▶ STATED TASK:
Find the word "کنید" in the data. Return every line where it appears.

● ● ● ●

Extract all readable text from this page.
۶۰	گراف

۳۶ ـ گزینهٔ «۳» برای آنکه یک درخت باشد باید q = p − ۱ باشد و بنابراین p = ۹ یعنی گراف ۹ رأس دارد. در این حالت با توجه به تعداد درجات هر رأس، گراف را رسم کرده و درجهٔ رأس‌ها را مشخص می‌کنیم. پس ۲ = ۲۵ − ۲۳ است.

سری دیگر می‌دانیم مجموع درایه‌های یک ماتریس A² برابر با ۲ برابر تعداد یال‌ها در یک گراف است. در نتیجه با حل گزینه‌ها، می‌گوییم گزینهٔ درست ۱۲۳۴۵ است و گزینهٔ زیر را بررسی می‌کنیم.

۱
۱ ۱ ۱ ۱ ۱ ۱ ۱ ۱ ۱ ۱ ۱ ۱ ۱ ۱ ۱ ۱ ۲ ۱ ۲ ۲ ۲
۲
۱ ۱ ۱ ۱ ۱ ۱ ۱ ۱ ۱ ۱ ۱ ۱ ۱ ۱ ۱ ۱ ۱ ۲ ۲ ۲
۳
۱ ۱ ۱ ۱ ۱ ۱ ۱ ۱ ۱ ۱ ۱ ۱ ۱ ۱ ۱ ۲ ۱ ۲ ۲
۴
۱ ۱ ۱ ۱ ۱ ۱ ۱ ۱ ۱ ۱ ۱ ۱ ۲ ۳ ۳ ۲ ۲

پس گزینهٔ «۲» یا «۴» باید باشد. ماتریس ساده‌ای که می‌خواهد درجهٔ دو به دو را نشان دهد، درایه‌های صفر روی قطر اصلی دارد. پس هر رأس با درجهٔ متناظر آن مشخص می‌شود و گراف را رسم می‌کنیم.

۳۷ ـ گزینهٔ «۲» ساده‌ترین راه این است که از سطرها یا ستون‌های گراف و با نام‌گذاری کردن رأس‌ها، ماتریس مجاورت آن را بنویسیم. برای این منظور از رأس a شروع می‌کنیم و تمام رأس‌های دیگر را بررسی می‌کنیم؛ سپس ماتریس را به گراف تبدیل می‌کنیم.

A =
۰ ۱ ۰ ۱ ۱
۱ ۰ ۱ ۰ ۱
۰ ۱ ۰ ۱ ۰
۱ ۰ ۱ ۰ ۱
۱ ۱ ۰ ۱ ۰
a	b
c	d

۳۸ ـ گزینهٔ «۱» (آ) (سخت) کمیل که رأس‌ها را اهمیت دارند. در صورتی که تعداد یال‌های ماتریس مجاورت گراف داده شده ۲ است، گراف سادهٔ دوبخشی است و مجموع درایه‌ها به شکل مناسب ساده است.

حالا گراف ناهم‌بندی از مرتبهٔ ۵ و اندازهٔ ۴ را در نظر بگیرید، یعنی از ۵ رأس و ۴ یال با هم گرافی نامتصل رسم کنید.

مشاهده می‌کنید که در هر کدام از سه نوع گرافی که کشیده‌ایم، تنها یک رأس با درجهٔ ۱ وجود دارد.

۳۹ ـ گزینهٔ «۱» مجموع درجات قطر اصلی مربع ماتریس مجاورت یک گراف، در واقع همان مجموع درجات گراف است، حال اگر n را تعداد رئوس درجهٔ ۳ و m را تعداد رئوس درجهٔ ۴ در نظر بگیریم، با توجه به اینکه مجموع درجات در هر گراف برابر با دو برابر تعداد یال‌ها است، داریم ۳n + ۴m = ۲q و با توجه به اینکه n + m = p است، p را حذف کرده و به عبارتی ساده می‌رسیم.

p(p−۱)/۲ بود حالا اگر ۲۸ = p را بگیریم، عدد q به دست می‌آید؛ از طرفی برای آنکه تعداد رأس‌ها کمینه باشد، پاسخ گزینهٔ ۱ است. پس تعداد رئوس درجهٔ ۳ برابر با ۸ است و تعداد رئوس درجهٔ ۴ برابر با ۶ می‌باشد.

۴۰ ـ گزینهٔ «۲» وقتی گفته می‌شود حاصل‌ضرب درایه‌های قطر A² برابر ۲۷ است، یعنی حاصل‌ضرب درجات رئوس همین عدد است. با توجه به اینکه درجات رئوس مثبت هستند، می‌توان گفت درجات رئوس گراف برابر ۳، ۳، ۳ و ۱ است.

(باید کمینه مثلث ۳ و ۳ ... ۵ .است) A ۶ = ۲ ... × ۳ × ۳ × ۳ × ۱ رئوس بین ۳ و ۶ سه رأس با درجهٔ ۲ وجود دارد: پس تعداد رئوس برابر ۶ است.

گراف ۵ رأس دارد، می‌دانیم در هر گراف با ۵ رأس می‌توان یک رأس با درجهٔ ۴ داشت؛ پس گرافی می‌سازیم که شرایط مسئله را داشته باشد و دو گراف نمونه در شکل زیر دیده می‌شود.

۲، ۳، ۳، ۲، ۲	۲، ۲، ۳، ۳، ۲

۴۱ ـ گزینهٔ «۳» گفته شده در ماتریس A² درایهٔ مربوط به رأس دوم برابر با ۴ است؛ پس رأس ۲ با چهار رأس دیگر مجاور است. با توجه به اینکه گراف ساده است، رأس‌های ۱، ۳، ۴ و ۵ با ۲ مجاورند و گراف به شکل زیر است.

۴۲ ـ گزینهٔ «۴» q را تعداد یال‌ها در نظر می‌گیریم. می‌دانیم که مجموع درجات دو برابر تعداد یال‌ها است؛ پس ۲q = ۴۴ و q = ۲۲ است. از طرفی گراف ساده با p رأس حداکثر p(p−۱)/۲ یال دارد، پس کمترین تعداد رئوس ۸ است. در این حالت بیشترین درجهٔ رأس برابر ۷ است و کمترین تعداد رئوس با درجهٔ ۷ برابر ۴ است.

● ● ● ●

▶ ANSWER TO THE PROBLEM:
حالا گراف ناهم‌بندی از مرتبهٔ ۵ و اندازهٔ ۴ را در نظر بگیرید، یعنی از ۵ رأس و ۴ یال با هم گرافی نامتصل رسم کنید.
مشاهده می‌کنید که در هر کدام از سه نوع گرافی که کشیده‌ایم، تنها یک رأس با درجهٔ ۱ وجود دارد.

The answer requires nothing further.